Available records:

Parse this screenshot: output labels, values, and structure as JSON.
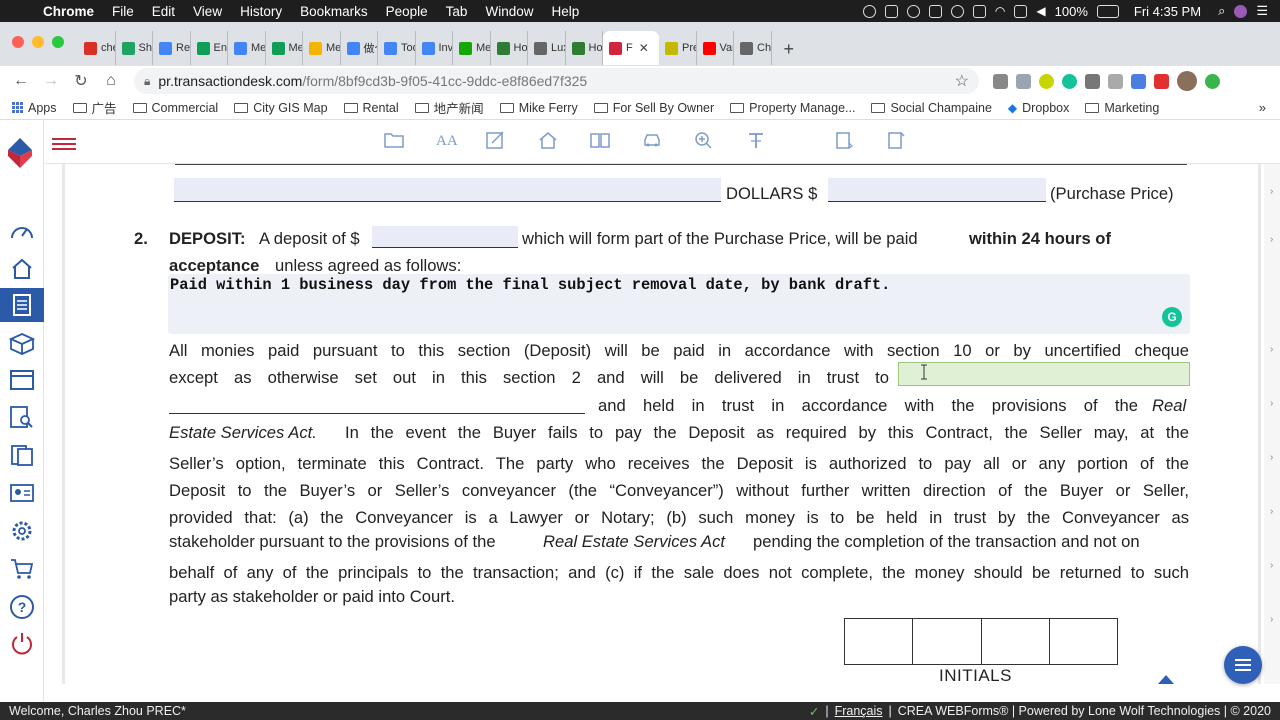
{
  "mac_menubar": {
    "app_name": "Chrome",
    "menus": [
      "File",
      "Edit",
      "View",
      "History",
      "Bookmarks",
      "People",
      "Tab",
      "Window",
      "Help"
    ],
    "battery": "100%",
    "clock": "Fri 4:35 PM"
  },
  "tabs": [
    {
      "label": "chec",
      "icon_color": "#d93025",
      "icon_name": "gmail-icon"
    },
    {
      "label": "Shar",
      "icon_color": "#1fa463",
      "icon_name": "drive-icon"
    },
    {
      "label": "Real",
      "icon_color": "#4285f4",
      "icon_name": "docs-icon"
    },
    {
      "label": "Engl",
      "icon_color": "#0f9d58",
      "icon_name": "sheets-icon"
    },
    {
      "label": "Ment",
      "icon_color": "#4285f4",
      "icon_name": "docs-icon"
    },
    {
      "label": "Ment",
      "icon_color": "#0f9d58",
      "icon_name": "sheets-icon"
    },
    {
      "label": "Ment",
      "icon_color": "#f4b400",
      "icon_name": "slides-icon"
    },
    {
      "label": "做个",
      "icon_color": "#4285f4",
      "icon_name": "docs-icon"
    },
    {
      "label": "Todo",
      "icon_color": "#4285f4",
      "icon_name": "docs-icon"
    },
    {
      "label": "Inves",
      "icon_color": "#4285f4",
      "icon_name": "docs-icon"
    },
    {
      "label": "Mes",
      "icon_color": "#14a800",
      "icon_name": "upwork-icon"
    },
    {
      "label": "Hom",
      "icon_color": "#2e7d32",
      "icon_name": "realtor-icon"
    },
    {
      "label": "Luxn",
      "icon_color": "#666666",
      "icon_name": "luxury-icon"
    },
    {
      "label": "Hom",
      "icon_color": "#2e7d32",
      "icon_name": "realtor-icon"
    },
    {
      "label": "F",
      "icon_color": "#d0263c",
      "icon_name": "transactiondesk-icon",
      "active": true
    },
    {
      "label": "Prep",
      "icon_color": "#c4b800",
      "icon_name": "download-icon"
    },
    {
      "label": "Vanc",
      "icon_color": "#ff0000",
      "icon_name": "youtube-icon"
    },
    {
      "label": "Char",
      "icon_color": "#666666",
      "icon_name": "globe-icon"
    }
  ],
  "omnibox": {
    "host": "pr.transactiondesk.com",
    "path": "/form/8bf9cd3b-9f05-41cc-9ddc-e8f86ed7f325"
  },
  "bookmarks": [
    {
      "label": "Apps",
      "icon": "apps-grid-icon"
    },
    {
      "label": "广告",
      "icon": "folder-icon"
    },
    {
      "label": "Commercial",
      "icon": "folder-icon"
    },
    {
      "label": "City GIS Map",
      "icon": "folder-icon"
    },
    {
      "label": "Rental",
      "icon": "folder-icon"
    },
    {
      "label": "地产新闻",
      "icon": "folder-icon"
    },
    {
      "label": "Mike Ferry",
      "icon": "folder-icon"
    },
    {
      "label": "For Sell By Owner",
      "icon": "folder-icon"
    },
    {
      "label": "Property Manage...",
      "icon": "folder-icon"
    },
    {
      "label": "Social Champaine",
      "icon": "folder-icon"
    },
    {
      "label": "Dropbox",
      "icon": "dropbox-icon"
    },
    {
      "label": "Marketing",
      "icon": "folder-icon"
    }
  ],
  "bookmarks_more": "»",
  "document": {
    "dollars_label": "DOLLARS $",
    "purchase_price_label": "(Purchase Price)",
    "section_number": "2.",
    "deposit_heading": "DEPOSIT:",
    "deposit_text_a": "A deposit of $",
    "deposit_text_b": "which will form part of the Purchase Price, will be paid",
    "deposit_bold_a": "within 24 hours of",
    "deposit_bold_b": "acceptance",
    "deposit_text_c": "unless agreed as follows:",
    "deposit_terms_value": "Paid within 1 business day from the final subject removal date, by bank draft.",
    "para_line1": "All monies paid pursuant to this section (Deposit) will be paid in accordance with section 10 or by uncertified cheque",
    "para_line2": "except as otherwise set out in this section 2 and will be delivered in trust to",
    "para_line3_a": "and held in trust in accordance with the provisions of the",
    "para_line3_b": "Real",
    "para_line4_a": "Estate Services Act.",
    "para_line4_b": "In the event the Buyer fails to pay the Deposit as required by this Contract, the Seller may, at the",
    "para_line5": "Seller’s option, terminate this Contract. The party who receives the Deposit is authorized to pay all or any portion of the",
    "para_line6": "Deposit to the Buyer’s or Seller’s conveyancer (the “Conveyancer”) without further written direction of the Buyer or Seller,",
    "para_line7": "provided that: (a) the Conveyancer is a Lawyer or Notary; (b) such money is to be held in trust by the Conveyancer as",
    "para_line8_a": "stakeholder pursuant to the provisions of the",
    "para_line8_b": "Real Estate Services Act",
    "para_line8_c": "pending the completion of the transaction and not on",
    "para_line9": "behalf of any of the principals to the transaction; and (c) if the sale does not complete, the money should be returned to such",
    "para_line10": "party as stakeholder or paid into Court.",
    "initials_label": "INITIALS"
  },
  "statusbar": {
    "welcome": "Welcome, Charles Zhou PREC*",
    "separator": "|",
    "language_link": "Français",
    "footer": "CREA WEBForms® | Powered by Lone Wolf Technologies | © 2020"
  }
}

What needs to be done: Gather each line holding the string "Conveyancer".

The solution:
    "para_line6": "Deposit to the Buyer’s or Seller’s conveyancer (the “Conveyancer”) without further written direction of the Buyer or Seller,",
    "para_line7": "provided that: (a) the Conveyancer is a Lawyer or Notary; (b) such money is to be held in trust by the Conveyancer as",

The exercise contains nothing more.